What to produce: Extract every line of the records below and copy each one out unchanged, character for character.
* begin Input records *
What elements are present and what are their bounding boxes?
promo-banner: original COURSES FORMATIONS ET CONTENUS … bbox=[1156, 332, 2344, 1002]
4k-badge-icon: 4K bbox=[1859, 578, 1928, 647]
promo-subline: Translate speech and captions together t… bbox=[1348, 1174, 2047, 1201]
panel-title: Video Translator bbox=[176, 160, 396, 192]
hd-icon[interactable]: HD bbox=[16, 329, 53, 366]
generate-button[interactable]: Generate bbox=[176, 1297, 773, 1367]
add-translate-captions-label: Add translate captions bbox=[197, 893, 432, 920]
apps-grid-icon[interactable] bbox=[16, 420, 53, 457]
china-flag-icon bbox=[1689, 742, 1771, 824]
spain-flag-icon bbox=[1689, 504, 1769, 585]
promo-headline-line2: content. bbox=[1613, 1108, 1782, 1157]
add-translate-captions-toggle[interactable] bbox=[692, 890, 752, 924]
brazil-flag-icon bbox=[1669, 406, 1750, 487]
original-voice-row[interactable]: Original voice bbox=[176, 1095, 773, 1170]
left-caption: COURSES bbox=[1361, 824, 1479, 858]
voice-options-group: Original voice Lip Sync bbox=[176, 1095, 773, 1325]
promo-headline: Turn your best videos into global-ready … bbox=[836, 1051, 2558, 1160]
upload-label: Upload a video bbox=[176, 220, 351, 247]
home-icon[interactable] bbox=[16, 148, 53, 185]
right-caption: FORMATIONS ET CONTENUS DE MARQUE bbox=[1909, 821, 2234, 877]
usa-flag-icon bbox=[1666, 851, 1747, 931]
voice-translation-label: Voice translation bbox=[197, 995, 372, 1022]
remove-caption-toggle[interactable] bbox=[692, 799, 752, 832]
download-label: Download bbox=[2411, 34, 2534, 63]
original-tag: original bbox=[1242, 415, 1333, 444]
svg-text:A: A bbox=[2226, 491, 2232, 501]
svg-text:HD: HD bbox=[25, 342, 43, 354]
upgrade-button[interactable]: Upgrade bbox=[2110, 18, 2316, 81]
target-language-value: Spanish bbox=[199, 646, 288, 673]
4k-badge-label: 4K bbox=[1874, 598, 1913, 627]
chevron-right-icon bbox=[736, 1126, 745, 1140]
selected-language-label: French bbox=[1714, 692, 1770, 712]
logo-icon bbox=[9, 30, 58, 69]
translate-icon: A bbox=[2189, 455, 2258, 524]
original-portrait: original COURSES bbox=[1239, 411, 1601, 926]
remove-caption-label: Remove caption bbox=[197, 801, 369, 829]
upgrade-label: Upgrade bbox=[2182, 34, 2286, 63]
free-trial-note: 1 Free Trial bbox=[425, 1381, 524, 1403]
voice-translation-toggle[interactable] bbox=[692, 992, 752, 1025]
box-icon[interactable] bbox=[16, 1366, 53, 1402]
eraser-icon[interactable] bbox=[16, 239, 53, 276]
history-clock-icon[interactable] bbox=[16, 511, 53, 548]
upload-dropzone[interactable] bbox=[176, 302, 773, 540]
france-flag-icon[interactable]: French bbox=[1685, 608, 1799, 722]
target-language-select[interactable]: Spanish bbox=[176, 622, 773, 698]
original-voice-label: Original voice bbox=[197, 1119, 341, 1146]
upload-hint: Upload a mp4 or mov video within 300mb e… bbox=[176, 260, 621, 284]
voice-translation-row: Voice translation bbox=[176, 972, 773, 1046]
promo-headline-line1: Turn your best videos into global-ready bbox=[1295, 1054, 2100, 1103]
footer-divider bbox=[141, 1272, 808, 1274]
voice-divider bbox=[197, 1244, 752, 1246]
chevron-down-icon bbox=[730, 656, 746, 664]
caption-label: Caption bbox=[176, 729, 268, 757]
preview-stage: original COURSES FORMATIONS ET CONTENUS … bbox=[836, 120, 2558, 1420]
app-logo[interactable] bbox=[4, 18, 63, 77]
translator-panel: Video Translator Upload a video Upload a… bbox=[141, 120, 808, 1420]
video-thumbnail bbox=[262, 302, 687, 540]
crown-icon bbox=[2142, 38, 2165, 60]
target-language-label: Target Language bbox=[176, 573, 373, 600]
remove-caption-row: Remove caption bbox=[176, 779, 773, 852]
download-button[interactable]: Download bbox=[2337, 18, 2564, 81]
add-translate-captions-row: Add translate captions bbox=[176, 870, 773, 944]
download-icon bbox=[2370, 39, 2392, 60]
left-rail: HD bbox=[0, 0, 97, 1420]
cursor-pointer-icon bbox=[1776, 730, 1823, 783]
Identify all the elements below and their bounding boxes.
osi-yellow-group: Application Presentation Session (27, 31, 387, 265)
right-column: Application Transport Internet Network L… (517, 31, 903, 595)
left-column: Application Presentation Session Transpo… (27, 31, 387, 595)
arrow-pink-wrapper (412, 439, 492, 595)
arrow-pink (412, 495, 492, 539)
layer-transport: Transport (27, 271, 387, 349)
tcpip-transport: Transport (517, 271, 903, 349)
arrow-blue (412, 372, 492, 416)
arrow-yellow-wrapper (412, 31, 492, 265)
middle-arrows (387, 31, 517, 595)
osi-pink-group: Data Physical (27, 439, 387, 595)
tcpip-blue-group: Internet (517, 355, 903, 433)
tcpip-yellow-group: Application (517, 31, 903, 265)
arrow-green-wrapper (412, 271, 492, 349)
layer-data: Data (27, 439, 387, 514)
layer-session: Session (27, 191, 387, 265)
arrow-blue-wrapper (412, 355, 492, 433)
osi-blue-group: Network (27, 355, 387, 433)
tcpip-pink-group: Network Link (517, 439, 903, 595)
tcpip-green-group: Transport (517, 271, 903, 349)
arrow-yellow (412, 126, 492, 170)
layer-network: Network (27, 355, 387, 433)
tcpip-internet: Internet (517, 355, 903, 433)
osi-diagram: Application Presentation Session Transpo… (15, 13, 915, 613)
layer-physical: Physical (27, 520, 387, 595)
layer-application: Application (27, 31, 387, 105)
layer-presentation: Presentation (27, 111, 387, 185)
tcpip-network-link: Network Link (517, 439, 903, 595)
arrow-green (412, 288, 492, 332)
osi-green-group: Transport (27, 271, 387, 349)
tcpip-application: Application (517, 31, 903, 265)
* end Input records *
The output:
What elements are present and what are their bounding boxes?
promo-banner: original COURSES FORMATIONS ET CONTENUS … bbox=[1156, 332, 2344, 1002]
4k-badge-icon: 4K bbox=[1859, 578, 1928, 647]
promo-subline: Translate speech and captions together t… bbox=[1348, 1174, 2047, 1201]
panel-title: Video Translator bbox=[176, 160, 396, 192]
hd-icon[interactable]: HD bbox=[16, 329, 53, 366]
generate-button[interactable]: Generate bbox=[176, 1297, 773, 1367]
add-translate-captions-label: Add translate captions bbox=[197, 893, 432, 920]
apps-grid-icon[interactable] bbox=[16, 420, 53, 457]
china-flag-icon bbox=[1689, 742, 1771, 824]
spain-flag-icon bbox=[1689, 504, 1769, 585]
promo-headline-line2: content. bbox=[1613, 1108, 1782, 1157]
add-translate-captions-toggle[interactable] bbox=[692, 890, 752, 924]
brazil-flag-icon bbox=[1669, 406, 1750, 487]
original-voice-row[interactable]: Original voice bbox=[176, 1095, 773, 1170]
left-caption: COURSES bbox=[1361, 824, 1479, 858]
voice-options-group: Original voice Lip Sync bbox=[176, 1095, 773, 1325]
promo-headline: Turn your best videos into global-ready … bbox=[836, 1051, 2558, 1160]
upload-label: Upload a video bbox=[176, 220, 351, 247]
home-icon[interactable] bbox=[16, 148, 53, 185]
right-caption: FORMATIONS ET CONTENUS DE MARQUE bbox=[1909, 821, 2234, 877]
usa-flag-icon bbox=[1666, 851, 1747, 931]
voice-translation-label: Voice translation bbox=[197, 995, 372, 1022]
remove-caption-toggle[interactable] bbox=[692, 799, 752, 832]
download-label: Download bbox=[2411, 34, 2534, 63]
original-tag: original bbox=[1242, 415, 1333, 444]
svg-text:A: A bbox=[2226, 491, 2232, 501]
svg-text:HD: HD bbox=[25, 342, 43, 354]
upgrade-button[interactable]: Upgrade bbox=[2110, 18, 2316, 81]
target-language-value: Spanish bbox=[199, 646, 288, 673]
4k-badge-label: 4K bbox=[1874, 598, 1913, 627]
chevron-right-icon bbox=[736, 1126, 745, 1140]
selected-language-label: French bbox=[1714, 692, 1770, 712]
logo-icon bbox=[9, 30, 58, 69]
translate-icon: A bbox=[2189, 455, 2258, 524]
original-portrait: original COURSES bbox=[1239, 411, 1601, 926]
remove-caption-label: Remove caption bbox=[197, 801, 369, 829]
upgrade-label: Upgrade bbox=[2182, 34, 2286, 63]
free-trial-note: 1 Free Trial bbox=[425, 1381, 524, 1403]
voice-translation-toggle[interactable] bbox=[692, 992, 752, 1025]
box-icon[interactable] bbox=[16, 1366, 53, 1402]
eraser-icon[interactable] bbox=[16, 239, 53, 276]
history-clock-icon[interactable] bbox=[16, 511, 53, 548]
upload-dropzone[interactable] bbox=[176, 302, 773, 540]
france-flag-icon[interactable]: French bbox=[1685, 608, 1799, 722]
target-language-select[interactable]: Spanish bbox=[176, 622, 773, 698]
original-voice-label: Original voice bbox=[197, 1119, 341, 1146]
upload-hint: Upload a mp4 or mov video within 300mb e… bbox=[176, 260, 621, 284]
voice-translation-row: Voice translation bbox=[176, 972, 773, 1046]
promo-headline-line1: Turn your best videos into global-ready bbox=[1295, 1054, 2100, 1103]
footer-divider bbox=[141, 1272, 808, 1274]
voice-divider bbox=[197, 1244, 752, 1246]
chevron-down-icon bbox=[730, 656, 746, 664]
caption-label: Caption bbox=[176, 729, 268, 757]
preview-stage: original COURSES FORMATIONS ET CONTENUS … bbox=[836, 120, 2558, 1420]
app-logo[interactable] bbox=[4, 18, 63, 77]
translator-panel: Video Translator Upload a video Upload a… bbox=[141, 120, 808, 1420]
video-thumbnail bbox=[262, 302, 687, 540]
crown-icon bbox=[2142, 38, 2165, 60]
target-language-label: Target Language bbox=[176, 573, 373, 600]
remove-caption-row: Remove caption bbox=[176, 779, 773, 852]
download-button[interactable]: Download bbox=[2337, 18, 2564, 81]
add-translate-captions-row: Add translate captions bbox=[176, 870, 773, 944]
download-icon bbox=[2370, 39, 2392, 60]
left-rail: HD bbox=[0, 0, 97, 1420]
cursor-pointer-icon bbox=[1776, 730, 1823, 783]
Identify all the elements below and their bounding boxes.
osi-yellow-group: Application Presentation Session (27, 31, 387, 265)
right-column: Application Transport Internet Network L… (517, 31, 903, 595)
left-column: Application Presentation Session Transpo… (27, 31, 387, 595)
arrow-pink-wrapper (412, 439, 492, 595)
arrow-pink (412, 495, 492, 539)
layer-transport: Transport (27, 271, 387, 349)
tcpip-transport: Transport (517, 271, 903, 349)
arrow-blue (412, 372, 492, 416)
arrow-yellow-wrapper (412, 31, 492, 265)
middle-arrows (387, 31, 517, 595)
osi-pink-group: Data Physical (27, 439, 387, 595)
tcpip-blue-group: Internet (517, 355, 903, 433)
tcpip-yellow-group: Application (517, 31, 903, 265)
arrow-green-wrapper (412, 271, 492, 349)
layer-data: Data (27, 439, 387, 514)
layer-session: Session (27, 191, 387, 265)
arrow-blue-wrapper (412, 355, 492, 433)
osi-blue-group: Network (27, 355, 387, 433)
tcpip-pink-group: Network Link (517, 439, 903, 595)
tcpip-green-group: Transport (517, 271, 903, 349)
arrow-yellow (412, 126, 492, 170)
layer-network: Network (27, 355, 387, 433)
tcpip-internet: Internet (517, 355, 903, 433)
osi-diagram: Application Presentation Session Transpo… (15, 13, 915, 613)
layer-physical: Physical (27, 520, 387, 595)
layer-application: Application (27, 31, 387, 105)
layer-presentation: Presentation (27, 111, 387, 185)
tcpip-network-link: Network Link (517, 439, 903, 595)
arrow-green (412, 288, 492, 332)
osi-green-group: Transport (27, 271, 387, 349)
tcpip-application: Application (517, 31, 903, 265)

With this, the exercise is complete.